*TASK BRIEF*:
Which lines in the items below contain the string "legend", with matching case? Copy every one of them.

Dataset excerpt
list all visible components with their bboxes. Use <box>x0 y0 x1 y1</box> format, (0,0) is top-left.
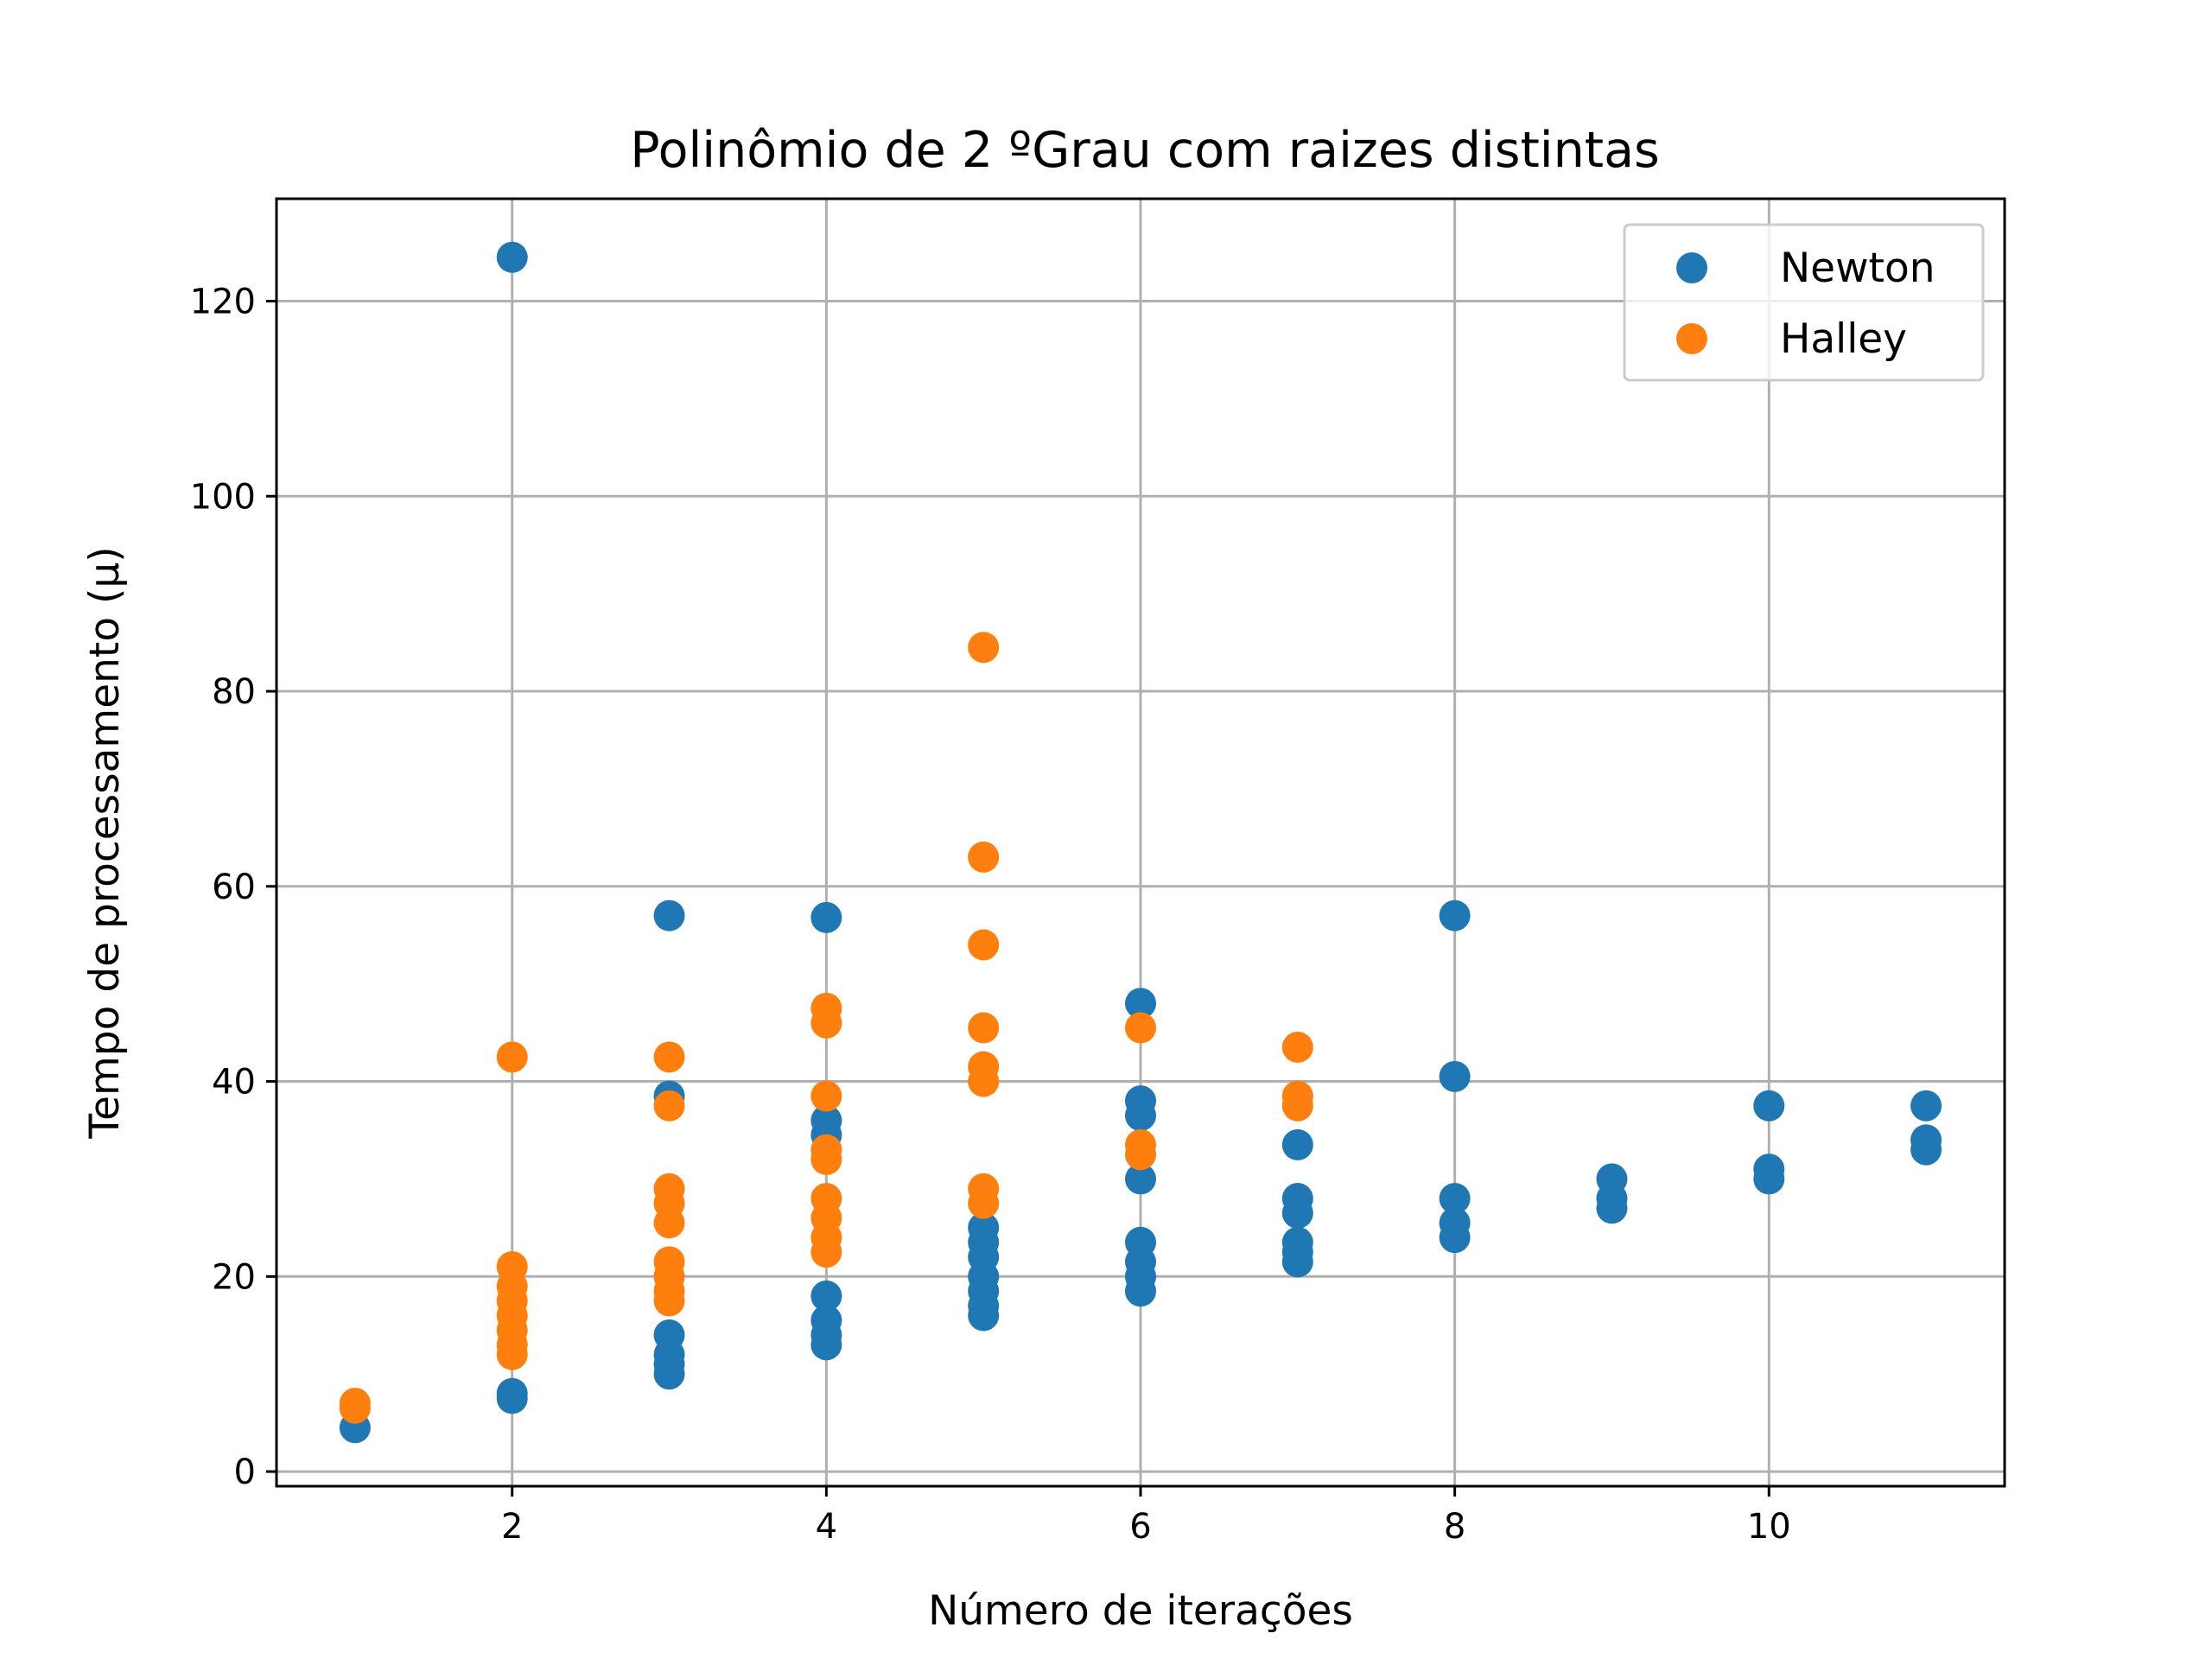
data-point <box>496 1041 528 1073</box>
data-point <box>653 1207 685 1239</box>
data-point <box>1125 1012 1156 1044</box>
data-point <box>968 1300 1000 1332</box>
data-point <box>968 1187 1000 1219</box>
data-point <box>1910 1134 1942 1166</box>
data-point <box>1753 1090 1785 1122</box>
y-tick-label: 60 <box>212 868 256 907</box>
data-point <box>968 841 1000 873</box>
data-point <box>968 929 1000 961</box>
data-point <box>1910 1090 1942 1122</box>
data-point <box>1281 1032 1313 1064</box>
data-point <box>810 1143 842 1175</box>
x-tick-label: 10 <box>1747 1507 1791 1547</box>
y-tick-label: 80 <box>212 672 256 712</box>
x-tick-label: 8 <box>1444 1507 1465 1547</box>
data-points <box>339 241 1942 1444</box>
data-point <box>653 1358 685 1390</box>
data-point <box>1439 899 1471 931</box>
data-point <box>1439 1060 1471 1092</box>
chart-title: Polinômio de 2 ºGrau com raizes distinta… <box>630 122 1660 179</box>
data-point <box>1753 1163 1785 1195</box>
data-point <box>968 1065 1000 1097</box>
y-tick-label: 20 <box>212 1257 256 1297</box>
y-tick-label: 120 <box>190 283 256 322</box>
data-point <box>968 632 1000 664</box>
y-tick-label: 100 <box>190 477 256 517</box>
legend-marker-halley <box>1676 323 1707 354</box>
data-point <box>1281 1246 1313 1278</box>
data-point <box>653 1041 685 1073</box>
legend: Newton Halley <box>1623 223 1985 382</box>
data-point <box>339 1392 371 1424</box>
x-axis-label: Número de iterações <box>928 1587 1353 1635</box>
data-point <box>810 1080 842 1112</box>
data-point <box>810 1236 842 1268</box>
data-point <box>1281 1090 1313 1122</box>
data-point <box>968 1012 1000 1044</box>
data-point <box>1439 1222 1471 1254</box>
data-point <box>810 1007 842 1039</box>
y-tick-label: 40 <box>212 1063 256 1103</box>
x-tick-label: 4 <box>816 1507 837 1547</box>
data-point <box>653 1285 685 1317</box>
legend-box <box>1623 223 1985 382</box>
grid <box>276 199 2005 1486</box>
series-halley <box>339 632 1313 1424</box>
legend-label-newton: Newton <box>1780 245 1936 292</box>
x-tick-label: 2 <box>501 1507 523 1547</box>
data-point <box>496 241 528 273</box>
data-point <box>1125 988 1156 1020</box>
data-point <box>1125 1139 1156 1171</box>
data-point <box>1281 1197 1313 1229</box>
y-axis-label: Tempo de processamento (μ) <box>81 546 129 1139</box>
data-point <box>1596 1192 1628 1224</box>
data-point <box>653 899 685 931</box>
data-point <box>810 1280 842 1312</box>
legend-label-halley: Halley <box>1780 315 1907 363</box>
data-point <box>1125 1163 1156 1195</box>
y-tick-label: 0 <box>234 1452 256 1492</box>
data-point <box>810 1329 842 1361</box>
data-point <box>653 1090 685 1122</box>
data-point <box>1439 1183 1471 1215</box>
x-tick-label: 6 <box>1129 1507 1151 1547</box>
data-point <box>496 1338 528 1370</box>
data-point <box>496 1382 528 1414</box>
data-point <box>810 901 842 933</box>
data-point <box>1125 1100 1156 1132</box>
legend-marker-newton <box>1676 252 1707 283</box>
data-point <box>1125 1275 1156 1307</box>
data-point <box>1281 1128 1313 1160</box>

*FULL ANSWER*:
legend-marker-halley <box>1676 323 1707 354</box>
legend: Newton Halley <box>1623 223 1985 382</box>
legend-box <box>1623 223 1985 382</box>
legend-label-newton: Newton <box>1780 245 1936 292</box>
legend-label-halley: Halley <box>1780 315 1907 363</box>
legend-marker-newton <box>1676 252 1707 283</box>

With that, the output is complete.